Records provided =
....

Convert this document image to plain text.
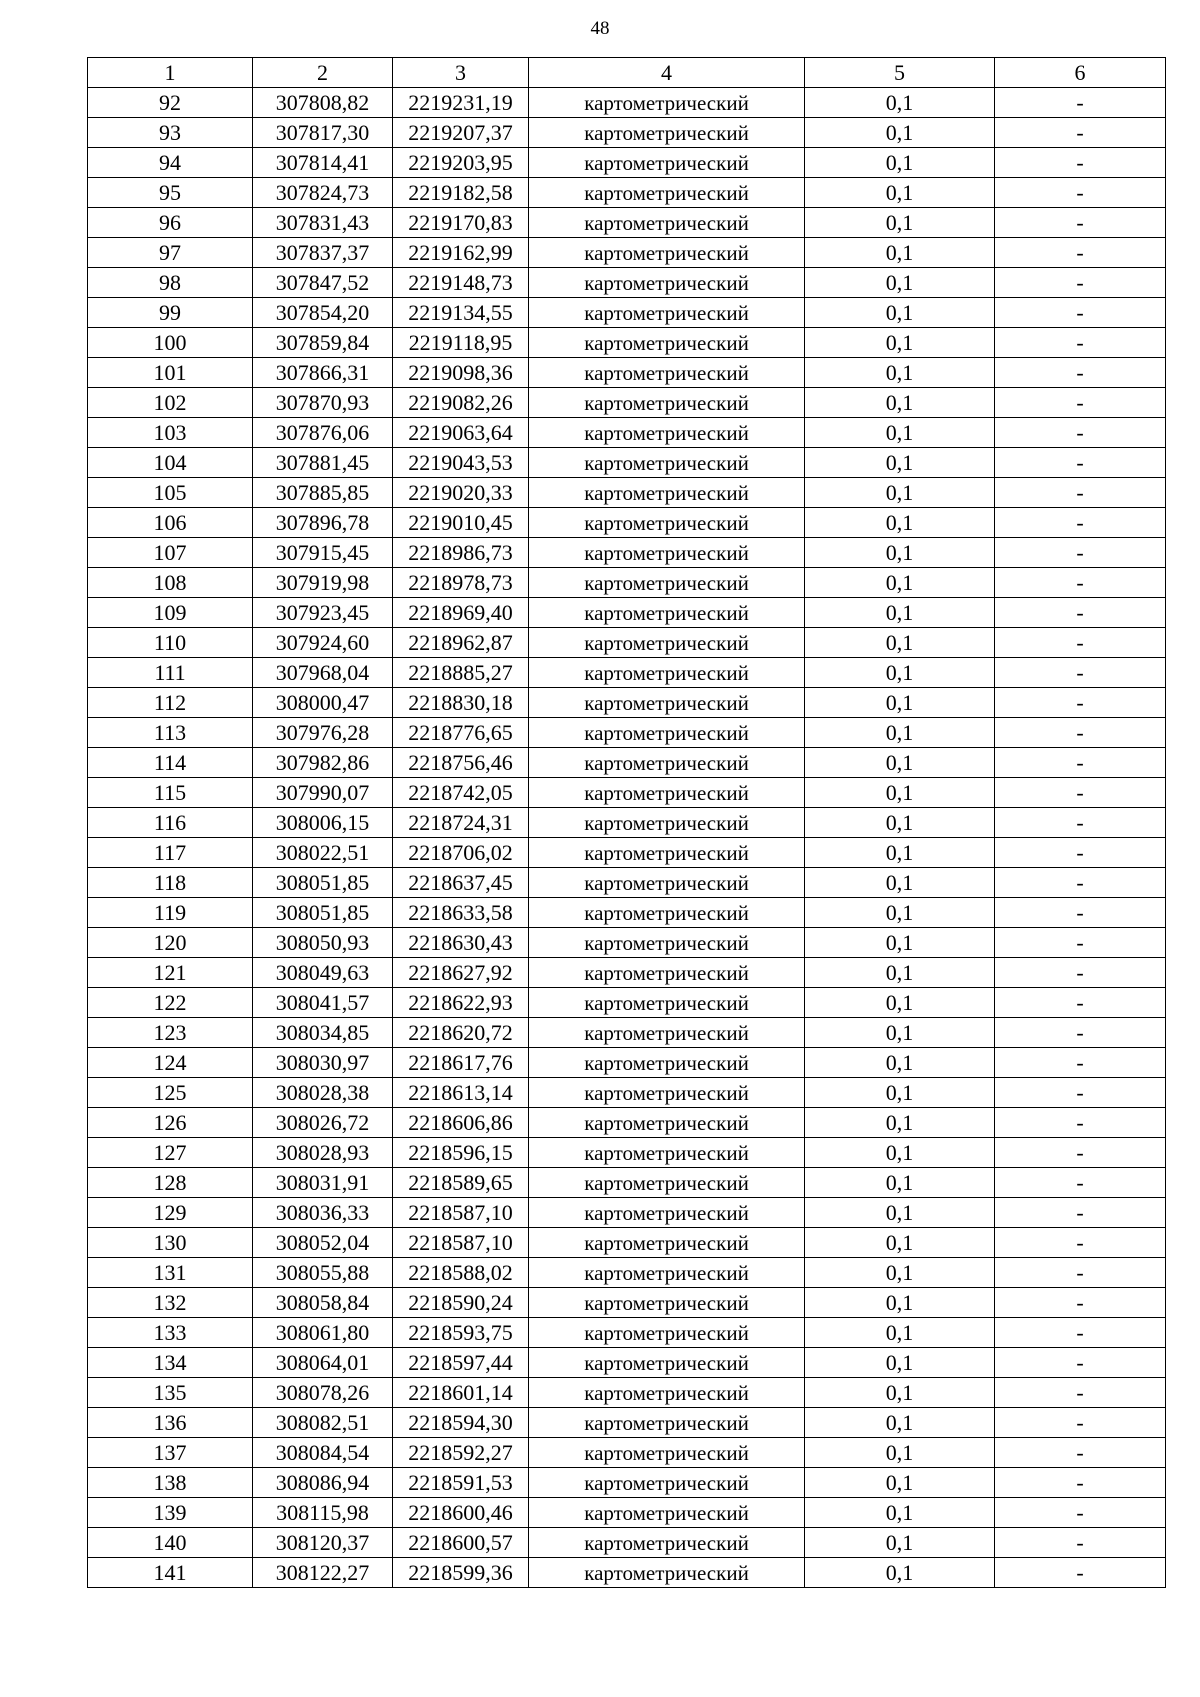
48
1	2	3	4	5	6
92	307808,82	2219231,19	картометрический	0,1	-
93	307817,30	2219207,37	картометрический	0,1	-
94	307814,41	2219203,95	картометрический	0,1	-
95	307824,73	2219182,58	картометрический	0,1	-
96	307831,43	2219170,83	картометрический	0,1	-
97	307837,37	2219162,99	картометрический	0,1	-
98	307847,52	2219148,73	картометрический	0,1	-
99	307854,20	2219134,55	картометрический	0,1	-
100	307859,84	2219118,95	картометрический	0,1	-
101	307866,31	2219098,36	картометрический	0,1	-
102	307870,93	2219082,26	картометрический	0,1	-
103	307876,06	2219063,64	картометрический	0,1	-
104	307881,45	2219043,53	картометрический	0,1	-
105	307885,85	2219020,33	картометрический	0,1	-
106	307896,78	2219010,45	картометрический	0,1	-
107	307915,45	2218986,73	картометрический	0,1	-
108	307919,98	2218978,73	картометрический	0,1	-
109	307923,45	2218969,40	картометрический	0,1	-
110	307924,60	2218962,87	картометрический	0,1	-
111	307968,04	2218885,27	картометрический	0,1	-
112	308000,47	2218830,18	картометрический	0,1	-
113	307976,28	2218776,65	картометрический	0,1	-
114	307982,86	2218756,46	картометрический	0,1	-
115	307990,07	2218742,05	картометрический	0,1	-
116	308006,15	2218724,31	картометрический	0,1	-
117	308022,51	2218706,02	картометрический	0,1	-
118	308051,85	2218637,45	картометрический	0,1	-
119	308051,85	2218633,58	картометрический	0,1	-
120	308050,93	2218630,43	картометрический	0,1	-
121	308049,63	2218627,92	картометрический	0,1	-
122	308041,57	2218622,93	картометрический	0,1	-
123	308034,85	2218620,72	картометрический	0,1	-
124	308030,97	2218617,76	картометрический	0,1	-
125	308028,38	2218613,14	картометрический	0,1	-
126	308026,72	2218606,86	картометрический	0,1	-
127	308028,93	2218596,15	картометрический	0,1	-
128	308031,91	2218589,65	картометрический	0,1	-
129	308036,33	2218587,10	картометрический	0,1	-
130	308052,04	2218587,10	картометрический	0,1	-
131	308055,88	2218588,02	картометрический	0,1	-
132	308058,84	2218590,24	картометрический	0,1	-
133	308061,80	2218593,75	картометрический	0,1	-
134	308064,01	2218597,44	картометрический	0,1	-
135	308078,26	2218601,14	картометрический	0,1	-
136	308082,51	2218594,30	картометрический	0,1	-
137	308084,54	2218592,27	картометрический	0,1	-
138	308086,94	2218591,53	картометрический	0,1	-
139	308115,98	2218600,46	картометрический	0,1	-
140	308120,37	2218600,57	картометрический	0,1	-
141	308122,27	2218599,36	картометрический	0,1	-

....

Exercise details = Give an exact reproduction of every line, leaving out any picture.

Result =
Convert this document image to plain text.
48
1	2	3	4	5	6
92	307808,82	2219231,19	картометрический	0,1	-
93	307817,30	2219207,37	картометрический	0,1	-
94	307814,41	2219203,95	картометрический	0,1	-
95	307824,73	2219182,58	картометрический	0,1	-
96	307831,43	2219170,83	картометрический	0,1	-
97	307837,37	2219162,99	картометрический	0,1	-
98	307847,52	2219148,73	картометрический	0,1	-
99	307854,20	2219134,55	картометрический	0,1	-
100	307859,84	2219118,95	картометрический	0,1	-
101	307866,31	2219098,36	картометрический	0,1	-
102	307870,93	2219082,26	картометрический	0,1	-
103	307876,06	2219063,64	картометрический	0,1	-
104	307881,45	2219043,53	картометрический	0,1	-
105	307885,85	2219020,33	картометрический	0,1	-
106	307896,78	2219010,45	картометрический	0,1	-
107	307915,45	2218986,73	картометрический	0,1	-
108	307919,98	2218978,73	картометрический	0,1	-
109	307923,45	2218969,40	картометрический	0,1	-
110	307924,60	2218962,87	картометрический	0,1	-
111	307968,04	2218885,27	картометрический	0,1	-
112	308000,47	2218830,18	картометрический	0,1	-
113	307976,28	2218776,65	картометрический	0,1	-
114	307982,86	2218756,46	картометрический	0,1	-
115	307990,07	2218742,05	картометрический	0,1	-
116	308006,15	2218724,31	картометрический	0,1	-
117	308022,51	2218706,02	картометрический	0,1	-
118	308051,85	2218637,45	картометрический	0,1	-
119	308051,85	2218633,58	картометрический	0,1	-
120	308050,93	2218630,43	картометрический	0,1	-
121	308049,63	2218627,92	картометрический	0,1	-
122	308041,57	2218622,93	картометрический	0,1	-
123	308034,85	2218620,72	картометрический	0,1	-
124	308030,97	2218617,76	картометрический	0,1	-
125	308028,38	2218613,14	картометрический	0,1	-
126	308026,72	2218606,86	картометрический	0,1	-
127	308028,93	2218596,15	картометрический	0,1	-
128	308031,91	2218589,65	картометрический	0,1	-
129	308036,33	2218587,10	картометрический	0,1	-
130	308052,04	2218587,10	картометрический	0,1	-
131	308055,88	2218588,02	картометрический	0,1	-
132	308058,84	2218590,24	картометрический	0,1	-
133	308061,80	2218593,75	картометрический	0,1	-
134	308064,01	2218597,44	картометрический	0,1	-
135	308078,26	2218601,14	картометрический	0,1	-
136	308082,51	2218594,30	картометрический	0,1	-
137	308084,54	2218592,27	картометрический	0,1	-
138	308086,94	2218591,53	картометрический	0,1	-
139	308115,98	2218600,46	картометрический	0,1	-
140	308120,37	2218600,57	картометрический	0,1	-
141	308122,27	2218599,36	картометрический	0,1	-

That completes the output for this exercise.